• _THE REQUEST_: Retype all the entries word for word, but omit the pictures.

• _DATA FOR THE TASK_:
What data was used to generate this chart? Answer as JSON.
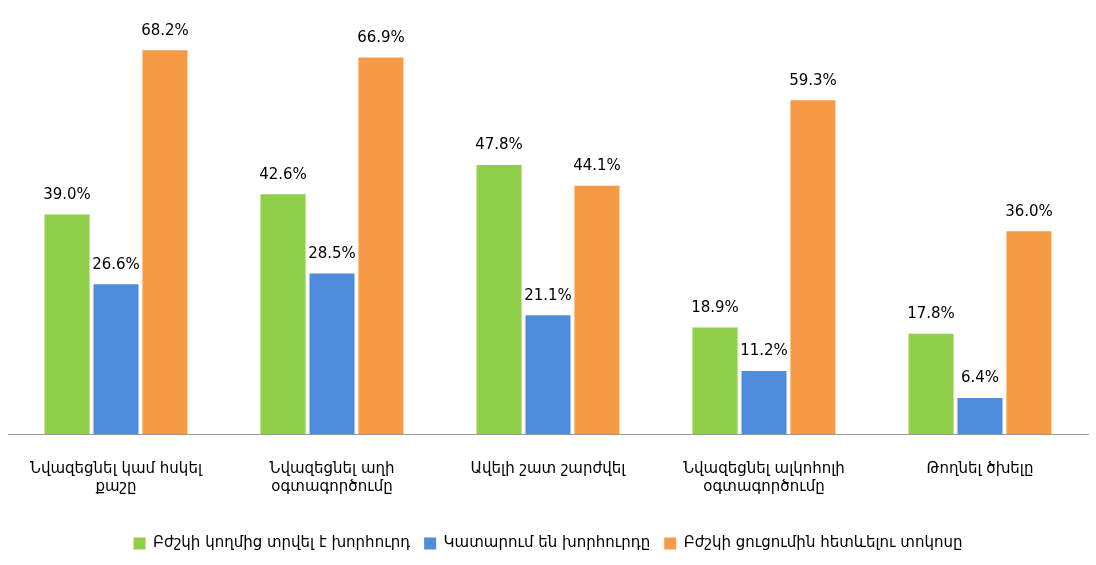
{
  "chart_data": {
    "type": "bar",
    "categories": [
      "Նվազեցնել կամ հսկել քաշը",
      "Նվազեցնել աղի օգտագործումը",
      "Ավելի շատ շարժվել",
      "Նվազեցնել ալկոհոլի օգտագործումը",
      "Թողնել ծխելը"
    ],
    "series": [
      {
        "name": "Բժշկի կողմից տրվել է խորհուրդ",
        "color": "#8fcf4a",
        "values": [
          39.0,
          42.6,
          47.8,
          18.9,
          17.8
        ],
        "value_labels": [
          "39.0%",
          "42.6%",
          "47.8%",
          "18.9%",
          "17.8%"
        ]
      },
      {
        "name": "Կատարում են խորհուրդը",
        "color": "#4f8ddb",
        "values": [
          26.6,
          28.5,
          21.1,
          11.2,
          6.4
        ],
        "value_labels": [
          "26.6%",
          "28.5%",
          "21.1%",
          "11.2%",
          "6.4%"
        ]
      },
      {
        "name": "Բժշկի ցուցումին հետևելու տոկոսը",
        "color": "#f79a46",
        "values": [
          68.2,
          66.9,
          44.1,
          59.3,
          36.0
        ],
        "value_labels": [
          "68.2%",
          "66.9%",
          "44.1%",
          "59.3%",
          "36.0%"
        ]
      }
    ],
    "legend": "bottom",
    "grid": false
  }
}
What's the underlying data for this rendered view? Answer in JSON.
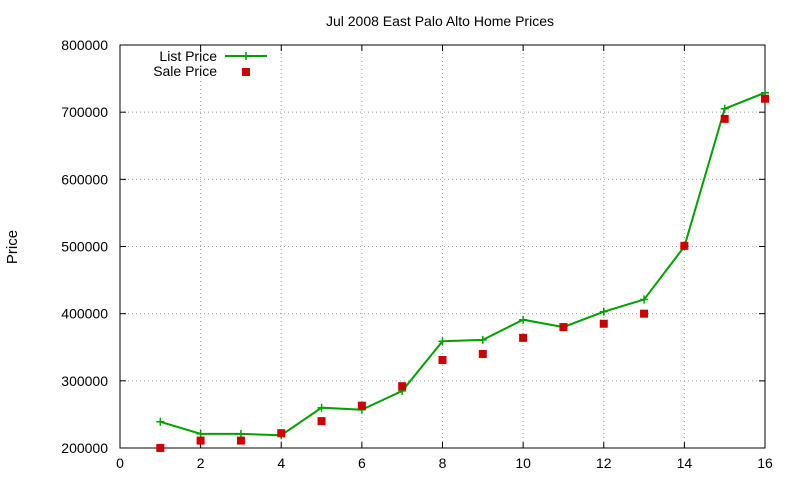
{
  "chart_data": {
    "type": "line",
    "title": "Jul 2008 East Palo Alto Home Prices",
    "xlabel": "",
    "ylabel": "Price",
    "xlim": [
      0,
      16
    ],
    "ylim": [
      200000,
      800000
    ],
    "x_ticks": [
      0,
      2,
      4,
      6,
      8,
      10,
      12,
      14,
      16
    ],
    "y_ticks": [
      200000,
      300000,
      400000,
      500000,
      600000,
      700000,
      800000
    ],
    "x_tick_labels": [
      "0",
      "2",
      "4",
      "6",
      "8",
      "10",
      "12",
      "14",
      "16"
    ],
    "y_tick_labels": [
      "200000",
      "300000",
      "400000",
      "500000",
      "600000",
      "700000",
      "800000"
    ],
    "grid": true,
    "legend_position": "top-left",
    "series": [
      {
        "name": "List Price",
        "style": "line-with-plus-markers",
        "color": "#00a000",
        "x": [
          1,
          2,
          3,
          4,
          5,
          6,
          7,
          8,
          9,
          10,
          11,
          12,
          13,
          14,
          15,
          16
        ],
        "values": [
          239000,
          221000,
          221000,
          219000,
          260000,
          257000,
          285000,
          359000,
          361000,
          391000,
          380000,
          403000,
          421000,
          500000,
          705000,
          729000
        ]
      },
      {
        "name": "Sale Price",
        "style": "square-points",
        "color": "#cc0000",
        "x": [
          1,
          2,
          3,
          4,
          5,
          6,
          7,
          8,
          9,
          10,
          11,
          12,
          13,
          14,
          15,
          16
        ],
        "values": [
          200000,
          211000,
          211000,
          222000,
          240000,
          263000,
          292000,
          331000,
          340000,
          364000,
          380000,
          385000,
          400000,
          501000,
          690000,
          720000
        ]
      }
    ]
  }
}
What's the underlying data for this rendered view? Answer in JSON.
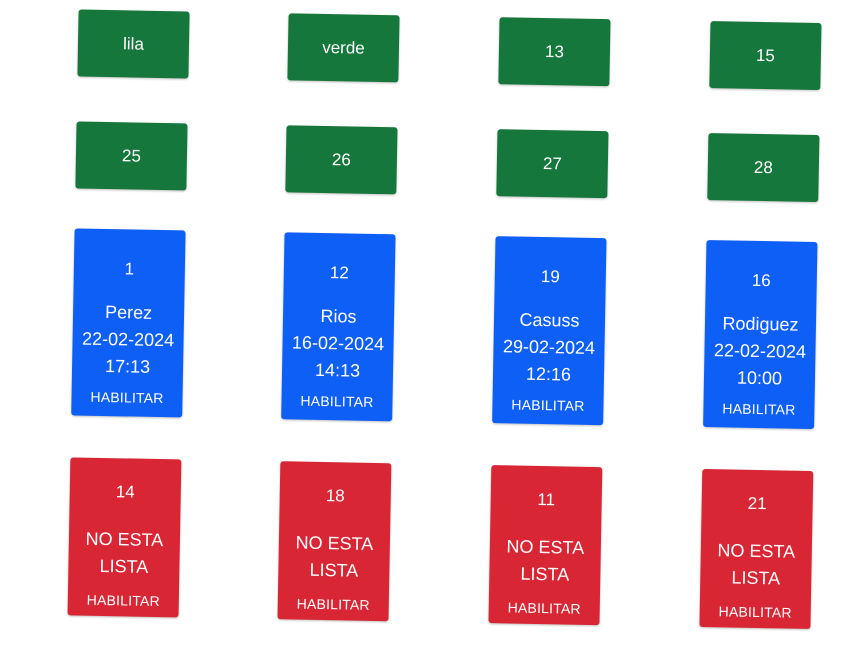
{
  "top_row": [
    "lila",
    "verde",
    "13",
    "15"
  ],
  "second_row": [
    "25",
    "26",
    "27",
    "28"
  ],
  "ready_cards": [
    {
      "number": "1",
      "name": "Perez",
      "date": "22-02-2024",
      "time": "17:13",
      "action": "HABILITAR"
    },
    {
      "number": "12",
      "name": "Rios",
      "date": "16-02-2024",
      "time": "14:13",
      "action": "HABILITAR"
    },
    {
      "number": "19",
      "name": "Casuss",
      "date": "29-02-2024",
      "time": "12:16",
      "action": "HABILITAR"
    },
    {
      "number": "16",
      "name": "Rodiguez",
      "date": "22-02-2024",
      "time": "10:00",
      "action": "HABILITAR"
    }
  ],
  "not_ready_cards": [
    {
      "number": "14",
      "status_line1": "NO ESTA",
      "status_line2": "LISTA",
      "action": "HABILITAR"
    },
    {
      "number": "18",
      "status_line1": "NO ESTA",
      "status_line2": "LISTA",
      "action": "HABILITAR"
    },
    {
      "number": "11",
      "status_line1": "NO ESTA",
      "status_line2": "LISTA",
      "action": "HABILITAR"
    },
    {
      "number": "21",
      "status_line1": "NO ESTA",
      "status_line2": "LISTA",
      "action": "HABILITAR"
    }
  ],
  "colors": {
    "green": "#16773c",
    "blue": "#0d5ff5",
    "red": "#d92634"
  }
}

• _EXERCISE RESPONSE_:
What data was used to generate this chart? Answer as JSON.
{
  "chart_data": {
    "type": "bar",
    "categories": [
      "Նվազեցնել կամ հսկել քաշը",
      "Նվազեցնել աղի օգտագործումը",
      "Ավելի շատ շարժվել",
      "Նվազեցնել ալկոհոլի օգտագործումը",
      "Թողնել ծխելը"
    ],
    "series": [
      {
        "name": "Բժշկի կողմից տրվել է խորհուրդ",
        "color": "#8fcf4a",
        "values": [
          39.0,
          42.6,
          47.8,
          18.9,
          17.8
        ],
        "value_labels": [
          "39.0%",
          "42.6%",
          "47.8%",
          "18.9%",
          "17.8%"
        ]
      },
      {
        "name": "Կատարում են խորհուրդը",
        "color": "#4f8ddb",
        "values": [
          26.6,
          28.5,
          21.1,
          11.2,
          6.4
        ],
        "value_labels": [
          "26.6%",
          "28.5%",
          "21.1%",
          "11.2%",
          "6.4%"
        ]
      },
      {
        "name": "Բժշկի ցուցումին հետևելու տոկոսը",
        "color": "#f79a46",
        "values": [
          68.2,
          66.9,
          44.1,
          59.3,
          36.0
        ],
        "value_labels": [
          "68.2%",
          "66.9%",
          "44.1%",
          "59.3%",
          "36.0%"
        ]
      }
    ],
    "legend": "bottom",
    "grid": false
  }
}
What's the underlying data for this rendered view? Answer in JSON.
{
  "chart_data": {
    "type": "line",
    "title": "Jul 2008 East Palo Alto Home Prices",
    "xlabel": "",
    "ylabel": "Price",
    "xlim": [
      0,
      16
    ],
    "ylim": [
      200000,
      800000
    ],
    "x_ticks": [
      0,
      2,
      4,
      6,
      8,
      10,
      12,
      14,
      16
    ],
    "y_ticks": [
      200000,
      300000,
      400000,
      500000,
      600000,
      700000,
      800000
    ],
    "x_tick_labels": [
      "0",
      "2",
      "4",
      "6",
      "8",
      "10",
      "12",
      "14",
      "16"
    ],
    "y_tick_labels": [
      "200000",
      "300000",
      "400000",
      "500000",
      "600000",
      "700000",
      "800000"
    ],
    "grid": true,
    "legend_position": "top-left",
    "series": [
      {
        "name": "List Price",
        "style": "line-with-plus-markers",
        "color": "#00a000",
        "x": [
          1,
          2,
          3,
          4,
          5,
          6,
          7,
          8,
          9,
          10,
          11,
          12,
          13,
          14,
          15,
          16
        ],
        "values": [
          239000,
          221000,
          221000,
          219000,
          260000,
          257000,
          285000,
          359000,
          361000,
          391000,
          380000,
          403000,
          421000,
          500000,
          705000,
          729000
        ]
      },
      {
        "name": "Sale Price",
        "style": "square-points",
        "color": "#cc0000",
        "x": [
          1,
          2,
          3,
          4,
          5,
          6,
          7,
          8,
          9,
          10,
          11,
          12,
          13,
          14,
          15,
          16
        ],
        "values": [
          200000,
          211000,
          211000,
          222000,
          240000,
          263000,
          292000,
          331000,
          340000,
          364000,
          380000,
          385000,
          400000,
          501000,
          690000,
          720000
        ]
      }
    ]
  }
}
What's the underlying data for this rendered view? Answer in JSON.
{
  "top_row": [
    "lila",
    "verde",
    "13",
    "15"
  ],
  "second_row": [
    "25",
    "26",
    "27",
    "28"
  ],
  "ready_cards": [
    {
      "number": "1",
      "name": "Perez",
      "date": "22-02-2024",
      "time": "17:13",
      "action": "HABILITAR"
    },
    {
      "number": "12",
      "name": "Rios",
      "date": "16-02-2024",
      "time": "14:13",
      "action": "HABILITAR"
    },
    {
      "number": "19",
      "name": "Casuss",
      "date": "29-02-2024",
      "time": "12:16",
      "action": "HABILITAR"
    },
    {
      "number": "16",
      "name": "Rodiguez",
      "date": "22-02-2024",
      "time": "10:00",
      "action": "HABILITAR"
    }
  ],
  "not_ready_cards": [
    {
      "number": "14",
      "status_line1": "NO ESTA",
      "status_line2": "LISTA",
      "action": "HABILITAR"
    },
    {
      "number": "18",
      "status_line1": "NO ESTA",
      "status_line2": "LISTA",
      "action": "HABILITAR"
    },
    {
      "number": "11",
      "status_line1": "NO ESTA",
      "status_line2": "LISTA",
      "action": "HABILITAR"
    },
    {
      "number": "21",
      "status_line1": "NO ESTA",
      "status_line2": "LISTA",
      "action": "HABILITAR"
    }
  ],
  "colors": {
    "green": "#16773c",
    "blue": "#0d5ff5",
    "red": "#d92634"
  }
}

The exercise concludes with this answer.